#### Information supplied ####
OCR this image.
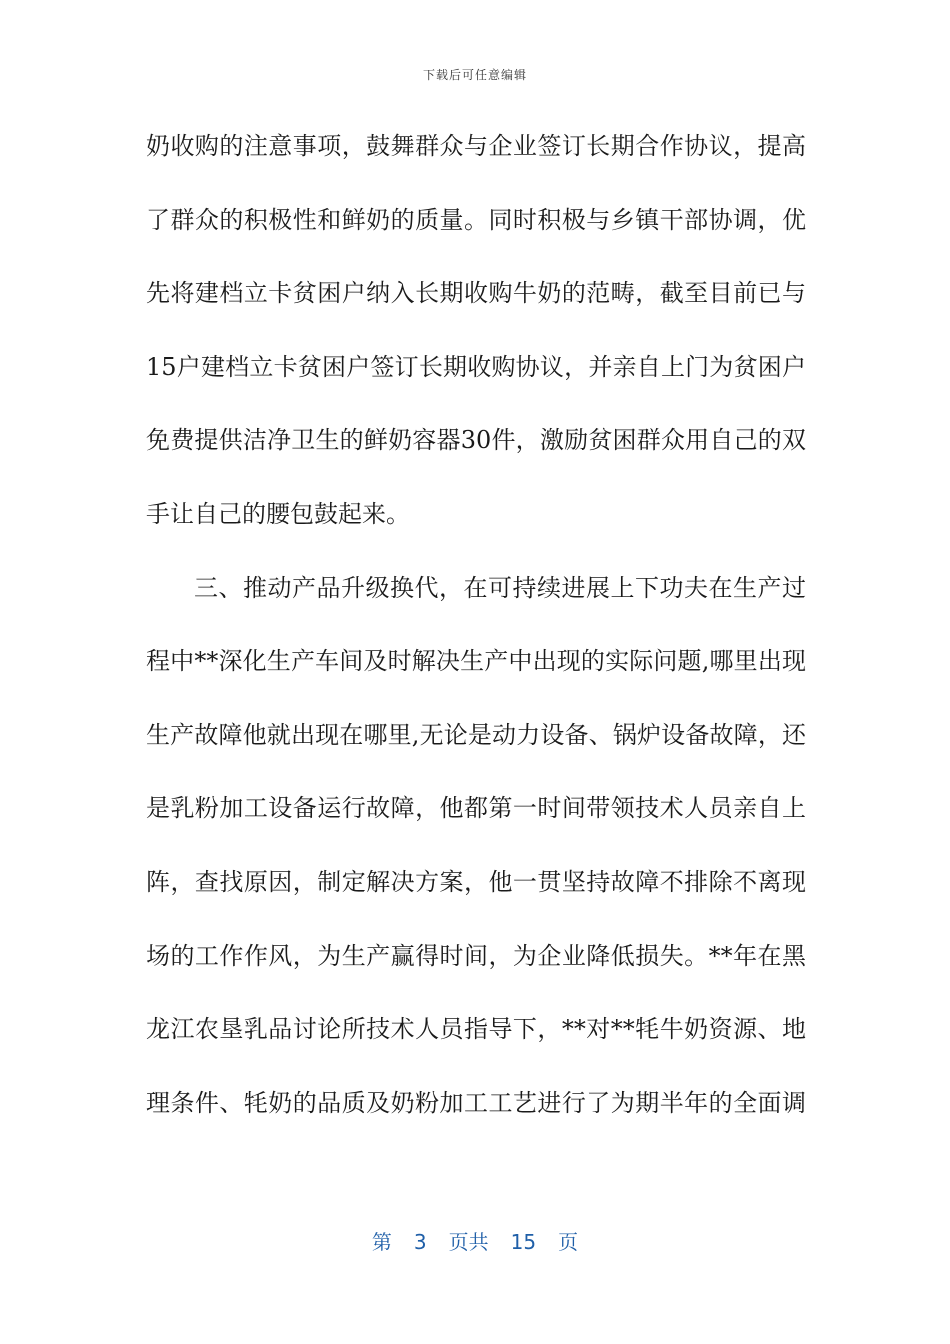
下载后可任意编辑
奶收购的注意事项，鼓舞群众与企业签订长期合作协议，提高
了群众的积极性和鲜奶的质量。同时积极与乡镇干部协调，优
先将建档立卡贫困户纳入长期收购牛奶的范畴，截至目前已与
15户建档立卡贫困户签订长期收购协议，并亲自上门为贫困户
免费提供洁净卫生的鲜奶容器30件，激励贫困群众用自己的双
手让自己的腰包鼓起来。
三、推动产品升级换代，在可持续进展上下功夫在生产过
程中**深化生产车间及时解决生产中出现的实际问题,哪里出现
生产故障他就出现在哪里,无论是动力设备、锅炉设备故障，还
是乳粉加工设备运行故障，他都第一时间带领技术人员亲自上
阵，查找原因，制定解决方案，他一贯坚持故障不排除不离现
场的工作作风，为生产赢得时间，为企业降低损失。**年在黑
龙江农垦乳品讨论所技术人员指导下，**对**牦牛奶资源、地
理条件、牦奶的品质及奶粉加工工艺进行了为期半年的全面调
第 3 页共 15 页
####
#### Information supplied ####
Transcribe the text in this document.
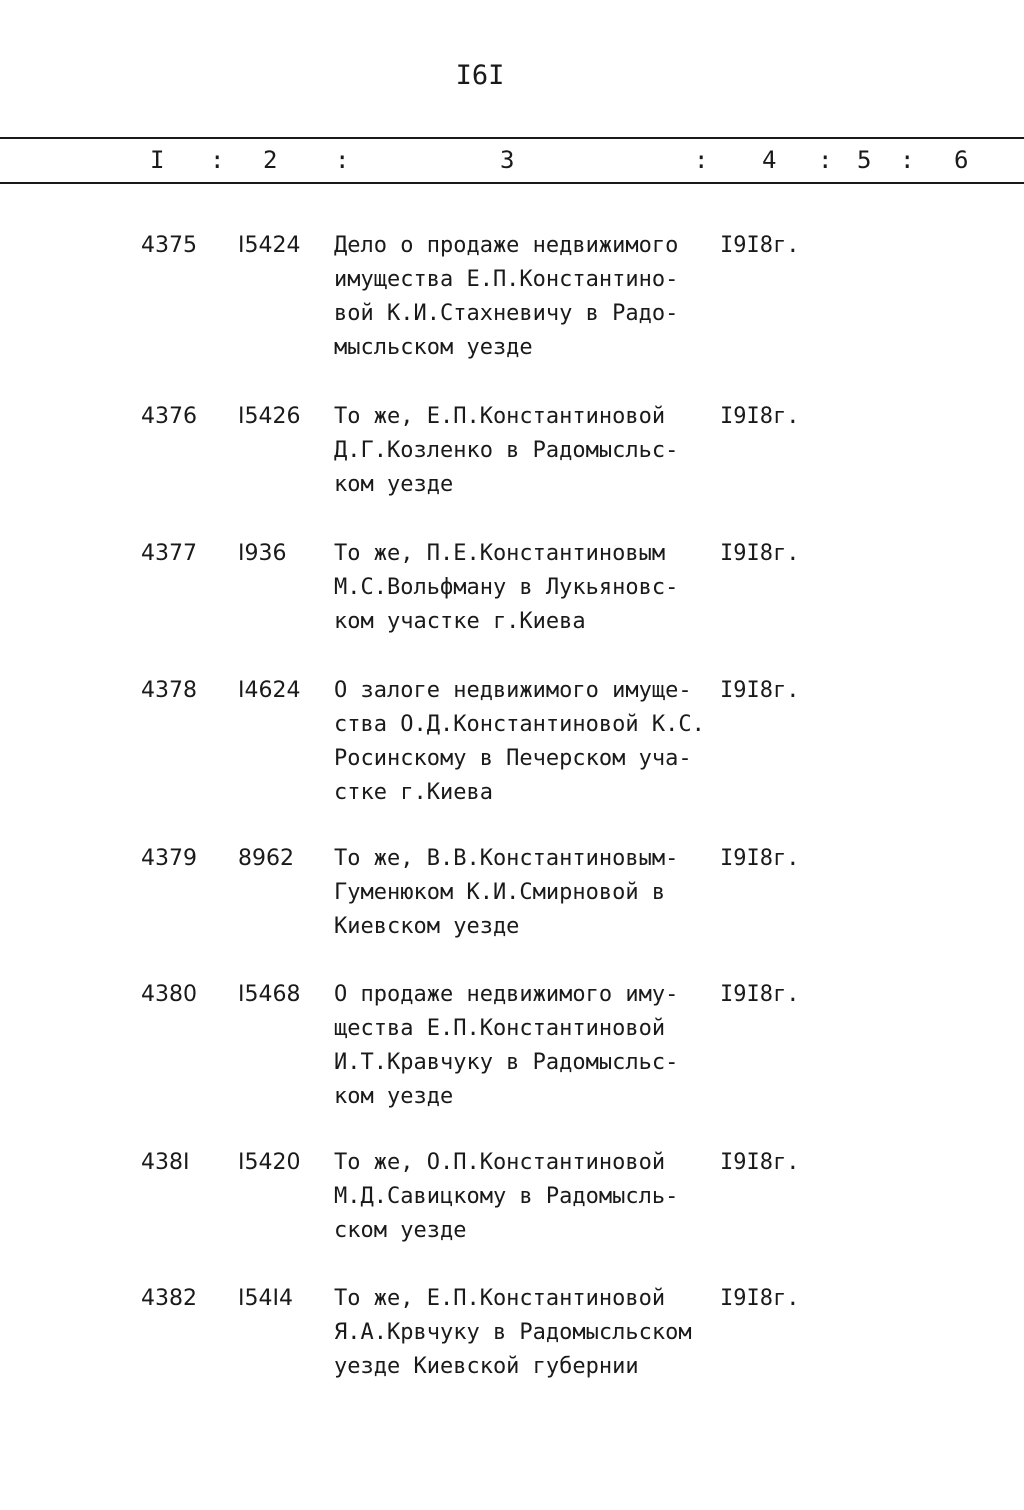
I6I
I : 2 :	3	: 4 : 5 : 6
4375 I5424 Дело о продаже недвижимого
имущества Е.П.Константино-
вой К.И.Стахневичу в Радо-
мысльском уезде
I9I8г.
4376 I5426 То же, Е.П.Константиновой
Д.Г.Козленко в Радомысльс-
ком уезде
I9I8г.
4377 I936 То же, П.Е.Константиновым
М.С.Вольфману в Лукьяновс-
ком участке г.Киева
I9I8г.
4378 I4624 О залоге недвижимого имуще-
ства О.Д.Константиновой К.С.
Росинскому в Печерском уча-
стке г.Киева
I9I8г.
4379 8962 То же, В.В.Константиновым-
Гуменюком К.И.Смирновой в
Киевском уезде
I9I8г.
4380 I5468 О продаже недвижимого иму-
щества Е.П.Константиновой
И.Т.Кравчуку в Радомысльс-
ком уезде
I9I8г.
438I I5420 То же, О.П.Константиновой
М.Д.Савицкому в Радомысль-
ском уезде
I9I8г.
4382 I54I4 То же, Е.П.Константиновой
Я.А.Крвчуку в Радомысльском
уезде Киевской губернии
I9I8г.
####
### Given task
In the listing, find every line containing the word "this" and list it.

### Solution below
OCR this image.
Transcribe the text in this document.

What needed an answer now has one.